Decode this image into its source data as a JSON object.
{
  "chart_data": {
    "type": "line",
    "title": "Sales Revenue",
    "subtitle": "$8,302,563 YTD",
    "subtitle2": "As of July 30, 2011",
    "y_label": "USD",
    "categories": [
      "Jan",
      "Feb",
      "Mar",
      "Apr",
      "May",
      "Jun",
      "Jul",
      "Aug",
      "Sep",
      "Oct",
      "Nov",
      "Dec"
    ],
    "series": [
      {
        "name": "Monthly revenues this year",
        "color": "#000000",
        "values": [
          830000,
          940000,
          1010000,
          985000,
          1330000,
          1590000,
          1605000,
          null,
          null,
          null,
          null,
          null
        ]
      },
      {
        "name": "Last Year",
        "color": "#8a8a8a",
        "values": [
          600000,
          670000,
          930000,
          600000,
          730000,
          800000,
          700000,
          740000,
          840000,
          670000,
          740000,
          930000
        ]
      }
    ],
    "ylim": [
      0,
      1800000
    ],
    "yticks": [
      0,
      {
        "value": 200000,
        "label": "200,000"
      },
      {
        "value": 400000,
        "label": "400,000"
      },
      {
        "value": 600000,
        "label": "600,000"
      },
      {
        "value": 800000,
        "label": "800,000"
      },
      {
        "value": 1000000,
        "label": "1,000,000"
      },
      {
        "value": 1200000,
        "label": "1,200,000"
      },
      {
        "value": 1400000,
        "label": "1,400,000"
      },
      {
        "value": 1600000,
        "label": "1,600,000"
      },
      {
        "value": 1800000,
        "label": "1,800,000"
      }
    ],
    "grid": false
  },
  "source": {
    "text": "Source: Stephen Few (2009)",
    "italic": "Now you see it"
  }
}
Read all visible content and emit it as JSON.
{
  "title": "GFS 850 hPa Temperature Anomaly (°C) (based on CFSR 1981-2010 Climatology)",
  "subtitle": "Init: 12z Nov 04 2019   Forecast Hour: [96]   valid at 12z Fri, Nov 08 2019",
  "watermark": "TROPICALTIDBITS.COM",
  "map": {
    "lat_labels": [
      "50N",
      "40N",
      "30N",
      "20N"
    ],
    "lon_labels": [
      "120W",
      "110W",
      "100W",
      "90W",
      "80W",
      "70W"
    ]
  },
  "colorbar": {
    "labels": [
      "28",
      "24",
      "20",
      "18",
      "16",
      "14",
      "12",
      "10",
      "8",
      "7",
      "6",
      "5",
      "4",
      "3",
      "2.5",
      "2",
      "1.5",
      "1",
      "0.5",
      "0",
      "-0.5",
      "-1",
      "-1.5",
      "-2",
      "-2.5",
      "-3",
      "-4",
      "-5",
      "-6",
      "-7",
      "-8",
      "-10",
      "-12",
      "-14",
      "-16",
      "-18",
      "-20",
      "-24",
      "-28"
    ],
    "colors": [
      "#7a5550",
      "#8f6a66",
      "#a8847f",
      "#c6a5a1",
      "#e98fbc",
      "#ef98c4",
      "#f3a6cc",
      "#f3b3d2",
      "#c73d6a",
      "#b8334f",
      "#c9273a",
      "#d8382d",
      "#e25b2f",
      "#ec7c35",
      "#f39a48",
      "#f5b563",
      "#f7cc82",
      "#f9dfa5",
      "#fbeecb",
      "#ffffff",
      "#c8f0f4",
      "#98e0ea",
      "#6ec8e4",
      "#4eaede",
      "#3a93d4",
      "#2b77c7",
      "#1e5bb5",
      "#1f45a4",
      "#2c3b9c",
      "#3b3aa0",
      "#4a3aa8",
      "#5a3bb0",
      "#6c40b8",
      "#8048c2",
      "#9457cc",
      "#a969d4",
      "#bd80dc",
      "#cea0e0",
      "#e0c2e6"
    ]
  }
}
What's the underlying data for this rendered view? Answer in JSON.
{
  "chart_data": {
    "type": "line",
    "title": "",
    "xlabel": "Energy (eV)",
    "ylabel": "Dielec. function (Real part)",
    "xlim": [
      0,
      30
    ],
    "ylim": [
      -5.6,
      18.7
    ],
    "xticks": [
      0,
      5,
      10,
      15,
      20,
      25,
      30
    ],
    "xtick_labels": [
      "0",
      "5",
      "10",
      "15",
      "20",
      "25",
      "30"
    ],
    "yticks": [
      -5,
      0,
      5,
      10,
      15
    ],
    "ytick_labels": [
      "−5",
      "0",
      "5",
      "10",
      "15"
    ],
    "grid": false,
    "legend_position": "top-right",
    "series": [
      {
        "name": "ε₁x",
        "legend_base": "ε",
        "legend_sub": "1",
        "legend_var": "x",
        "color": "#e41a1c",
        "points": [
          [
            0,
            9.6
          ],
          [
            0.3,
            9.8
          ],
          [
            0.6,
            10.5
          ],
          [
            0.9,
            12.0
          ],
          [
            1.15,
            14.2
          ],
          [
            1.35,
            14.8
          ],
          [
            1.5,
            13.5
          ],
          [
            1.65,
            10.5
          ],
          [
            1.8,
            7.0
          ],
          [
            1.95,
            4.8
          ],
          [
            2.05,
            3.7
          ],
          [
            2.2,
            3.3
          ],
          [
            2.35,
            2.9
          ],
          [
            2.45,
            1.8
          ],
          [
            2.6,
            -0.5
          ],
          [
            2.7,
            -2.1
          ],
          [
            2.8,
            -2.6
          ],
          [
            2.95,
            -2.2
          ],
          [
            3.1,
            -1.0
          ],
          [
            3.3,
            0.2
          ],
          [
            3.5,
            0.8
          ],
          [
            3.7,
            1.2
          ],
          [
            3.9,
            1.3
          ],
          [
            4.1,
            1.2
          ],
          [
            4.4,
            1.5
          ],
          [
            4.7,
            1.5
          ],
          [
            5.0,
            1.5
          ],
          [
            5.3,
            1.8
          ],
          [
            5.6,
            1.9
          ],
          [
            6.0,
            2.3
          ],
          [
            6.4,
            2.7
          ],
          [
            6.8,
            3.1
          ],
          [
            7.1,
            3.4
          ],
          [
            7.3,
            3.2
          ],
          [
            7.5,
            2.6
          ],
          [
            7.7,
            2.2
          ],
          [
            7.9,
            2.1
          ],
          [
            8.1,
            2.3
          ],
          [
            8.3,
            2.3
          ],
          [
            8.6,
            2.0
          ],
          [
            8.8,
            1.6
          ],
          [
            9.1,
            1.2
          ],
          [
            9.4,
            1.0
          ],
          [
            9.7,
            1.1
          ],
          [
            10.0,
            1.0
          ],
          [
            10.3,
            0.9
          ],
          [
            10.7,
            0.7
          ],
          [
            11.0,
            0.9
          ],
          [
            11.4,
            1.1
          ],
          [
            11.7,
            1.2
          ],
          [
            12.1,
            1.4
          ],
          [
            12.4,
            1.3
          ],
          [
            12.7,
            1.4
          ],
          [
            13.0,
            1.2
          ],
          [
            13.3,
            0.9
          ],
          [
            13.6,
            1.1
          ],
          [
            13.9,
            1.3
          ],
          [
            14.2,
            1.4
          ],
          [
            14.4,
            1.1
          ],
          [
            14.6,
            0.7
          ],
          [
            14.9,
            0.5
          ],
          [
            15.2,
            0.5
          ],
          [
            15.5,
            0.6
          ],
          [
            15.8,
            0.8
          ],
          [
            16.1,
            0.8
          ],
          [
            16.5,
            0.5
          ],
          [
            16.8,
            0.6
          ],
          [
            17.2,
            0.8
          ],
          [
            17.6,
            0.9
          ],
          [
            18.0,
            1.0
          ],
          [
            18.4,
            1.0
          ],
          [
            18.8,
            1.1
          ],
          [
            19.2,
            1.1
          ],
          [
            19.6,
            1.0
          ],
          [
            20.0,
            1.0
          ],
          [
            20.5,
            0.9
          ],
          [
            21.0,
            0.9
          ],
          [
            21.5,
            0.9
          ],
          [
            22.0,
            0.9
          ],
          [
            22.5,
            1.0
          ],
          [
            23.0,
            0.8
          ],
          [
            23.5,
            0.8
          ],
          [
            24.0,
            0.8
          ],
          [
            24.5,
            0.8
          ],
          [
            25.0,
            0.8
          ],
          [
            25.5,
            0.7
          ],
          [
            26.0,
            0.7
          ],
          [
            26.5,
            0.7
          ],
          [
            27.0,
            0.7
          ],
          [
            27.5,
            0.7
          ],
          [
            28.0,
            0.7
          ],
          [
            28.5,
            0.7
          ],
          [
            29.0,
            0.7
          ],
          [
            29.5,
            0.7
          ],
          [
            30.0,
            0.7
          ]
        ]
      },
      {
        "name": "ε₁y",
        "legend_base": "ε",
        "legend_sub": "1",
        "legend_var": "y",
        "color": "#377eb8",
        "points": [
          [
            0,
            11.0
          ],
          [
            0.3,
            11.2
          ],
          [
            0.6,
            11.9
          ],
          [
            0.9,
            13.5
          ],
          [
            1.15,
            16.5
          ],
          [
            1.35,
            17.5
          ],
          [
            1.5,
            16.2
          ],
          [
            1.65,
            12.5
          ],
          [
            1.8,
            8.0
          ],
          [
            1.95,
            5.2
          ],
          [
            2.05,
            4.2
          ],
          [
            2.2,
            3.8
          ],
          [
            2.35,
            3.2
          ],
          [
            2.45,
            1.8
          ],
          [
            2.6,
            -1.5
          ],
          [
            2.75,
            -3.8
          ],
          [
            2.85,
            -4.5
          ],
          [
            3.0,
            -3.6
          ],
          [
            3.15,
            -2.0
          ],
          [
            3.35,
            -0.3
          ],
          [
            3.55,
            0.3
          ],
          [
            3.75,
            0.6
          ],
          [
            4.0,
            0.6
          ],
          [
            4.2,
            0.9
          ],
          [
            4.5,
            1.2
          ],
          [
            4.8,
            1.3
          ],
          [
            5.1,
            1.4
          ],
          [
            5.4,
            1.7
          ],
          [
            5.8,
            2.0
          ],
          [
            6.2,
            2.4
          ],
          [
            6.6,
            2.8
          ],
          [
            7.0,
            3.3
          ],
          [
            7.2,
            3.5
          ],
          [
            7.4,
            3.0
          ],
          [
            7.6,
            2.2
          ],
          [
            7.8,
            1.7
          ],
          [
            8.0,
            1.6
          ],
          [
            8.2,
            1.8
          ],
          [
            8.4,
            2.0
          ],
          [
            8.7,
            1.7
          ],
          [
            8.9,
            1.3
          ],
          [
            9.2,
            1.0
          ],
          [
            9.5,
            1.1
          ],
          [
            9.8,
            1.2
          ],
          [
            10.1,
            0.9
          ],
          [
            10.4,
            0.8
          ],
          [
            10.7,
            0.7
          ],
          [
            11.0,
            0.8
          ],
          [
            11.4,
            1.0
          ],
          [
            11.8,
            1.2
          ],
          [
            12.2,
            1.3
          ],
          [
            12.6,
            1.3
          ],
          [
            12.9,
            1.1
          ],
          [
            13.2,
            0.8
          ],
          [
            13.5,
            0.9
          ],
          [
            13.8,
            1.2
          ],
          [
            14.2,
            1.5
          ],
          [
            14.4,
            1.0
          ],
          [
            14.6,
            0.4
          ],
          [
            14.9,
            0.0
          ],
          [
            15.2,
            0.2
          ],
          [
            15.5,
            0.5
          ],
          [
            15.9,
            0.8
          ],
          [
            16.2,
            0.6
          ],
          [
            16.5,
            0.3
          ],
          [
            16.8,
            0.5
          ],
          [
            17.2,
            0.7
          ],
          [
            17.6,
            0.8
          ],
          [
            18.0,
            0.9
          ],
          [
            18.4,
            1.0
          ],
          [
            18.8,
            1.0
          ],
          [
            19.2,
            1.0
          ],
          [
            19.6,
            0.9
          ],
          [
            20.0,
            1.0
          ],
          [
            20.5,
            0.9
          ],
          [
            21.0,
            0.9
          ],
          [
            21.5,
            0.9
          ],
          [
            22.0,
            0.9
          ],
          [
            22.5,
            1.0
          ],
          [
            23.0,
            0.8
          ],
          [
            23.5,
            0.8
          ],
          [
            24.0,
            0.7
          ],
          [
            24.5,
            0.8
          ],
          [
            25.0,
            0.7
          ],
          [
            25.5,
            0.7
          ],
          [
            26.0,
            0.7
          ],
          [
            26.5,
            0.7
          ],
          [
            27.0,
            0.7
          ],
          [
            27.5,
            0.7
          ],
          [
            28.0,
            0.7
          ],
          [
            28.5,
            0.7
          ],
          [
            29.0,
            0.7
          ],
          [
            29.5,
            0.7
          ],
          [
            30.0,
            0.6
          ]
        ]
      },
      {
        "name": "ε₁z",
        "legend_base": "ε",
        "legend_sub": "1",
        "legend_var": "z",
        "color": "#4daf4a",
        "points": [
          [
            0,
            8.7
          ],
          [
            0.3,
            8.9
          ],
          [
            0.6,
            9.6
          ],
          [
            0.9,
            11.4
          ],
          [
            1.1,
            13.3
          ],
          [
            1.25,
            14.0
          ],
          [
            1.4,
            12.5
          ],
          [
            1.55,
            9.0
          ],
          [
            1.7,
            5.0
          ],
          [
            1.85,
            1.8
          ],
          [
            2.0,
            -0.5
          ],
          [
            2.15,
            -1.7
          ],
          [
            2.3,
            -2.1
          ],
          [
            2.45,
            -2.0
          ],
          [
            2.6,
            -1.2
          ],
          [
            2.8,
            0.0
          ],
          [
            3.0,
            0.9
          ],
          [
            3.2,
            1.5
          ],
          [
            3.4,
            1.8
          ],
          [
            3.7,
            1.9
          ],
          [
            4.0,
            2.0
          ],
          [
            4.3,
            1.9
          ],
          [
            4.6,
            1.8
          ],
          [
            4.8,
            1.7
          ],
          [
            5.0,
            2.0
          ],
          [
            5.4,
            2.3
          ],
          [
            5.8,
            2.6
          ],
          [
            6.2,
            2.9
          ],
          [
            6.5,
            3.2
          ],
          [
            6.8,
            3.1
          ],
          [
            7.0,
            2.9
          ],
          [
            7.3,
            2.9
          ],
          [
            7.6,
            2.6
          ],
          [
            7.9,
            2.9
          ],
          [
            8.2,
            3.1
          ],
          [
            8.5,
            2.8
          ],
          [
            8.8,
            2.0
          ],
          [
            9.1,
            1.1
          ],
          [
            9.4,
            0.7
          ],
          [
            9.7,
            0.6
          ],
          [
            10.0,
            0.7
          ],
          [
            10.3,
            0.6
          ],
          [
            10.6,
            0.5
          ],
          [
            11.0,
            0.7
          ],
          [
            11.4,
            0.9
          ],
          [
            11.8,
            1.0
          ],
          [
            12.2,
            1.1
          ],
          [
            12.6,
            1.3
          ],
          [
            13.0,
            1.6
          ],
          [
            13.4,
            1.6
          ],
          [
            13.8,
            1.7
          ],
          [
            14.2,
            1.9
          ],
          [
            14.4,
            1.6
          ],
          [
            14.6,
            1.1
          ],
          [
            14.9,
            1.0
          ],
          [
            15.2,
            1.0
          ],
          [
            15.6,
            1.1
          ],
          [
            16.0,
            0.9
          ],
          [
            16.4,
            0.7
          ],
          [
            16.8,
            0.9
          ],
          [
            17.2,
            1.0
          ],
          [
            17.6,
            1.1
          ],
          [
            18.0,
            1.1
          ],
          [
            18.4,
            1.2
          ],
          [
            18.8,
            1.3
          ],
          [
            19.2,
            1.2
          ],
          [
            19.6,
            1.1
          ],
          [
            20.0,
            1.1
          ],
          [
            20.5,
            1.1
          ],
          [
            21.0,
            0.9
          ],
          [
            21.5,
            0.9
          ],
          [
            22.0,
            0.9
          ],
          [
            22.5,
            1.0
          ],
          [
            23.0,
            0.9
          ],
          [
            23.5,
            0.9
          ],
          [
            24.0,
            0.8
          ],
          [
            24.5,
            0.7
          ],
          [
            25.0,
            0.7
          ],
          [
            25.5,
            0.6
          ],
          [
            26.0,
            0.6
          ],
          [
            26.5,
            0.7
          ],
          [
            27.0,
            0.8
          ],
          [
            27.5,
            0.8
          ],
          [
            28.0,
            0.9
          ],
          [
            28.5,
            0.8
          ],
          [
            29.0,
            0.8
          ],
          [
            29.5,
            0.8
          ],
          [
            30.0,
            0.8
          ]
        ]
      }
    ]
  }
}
-*-*-
Work required: Your answer should be one number: how many lines of the listing include the word "JSON".

Output for this task: 3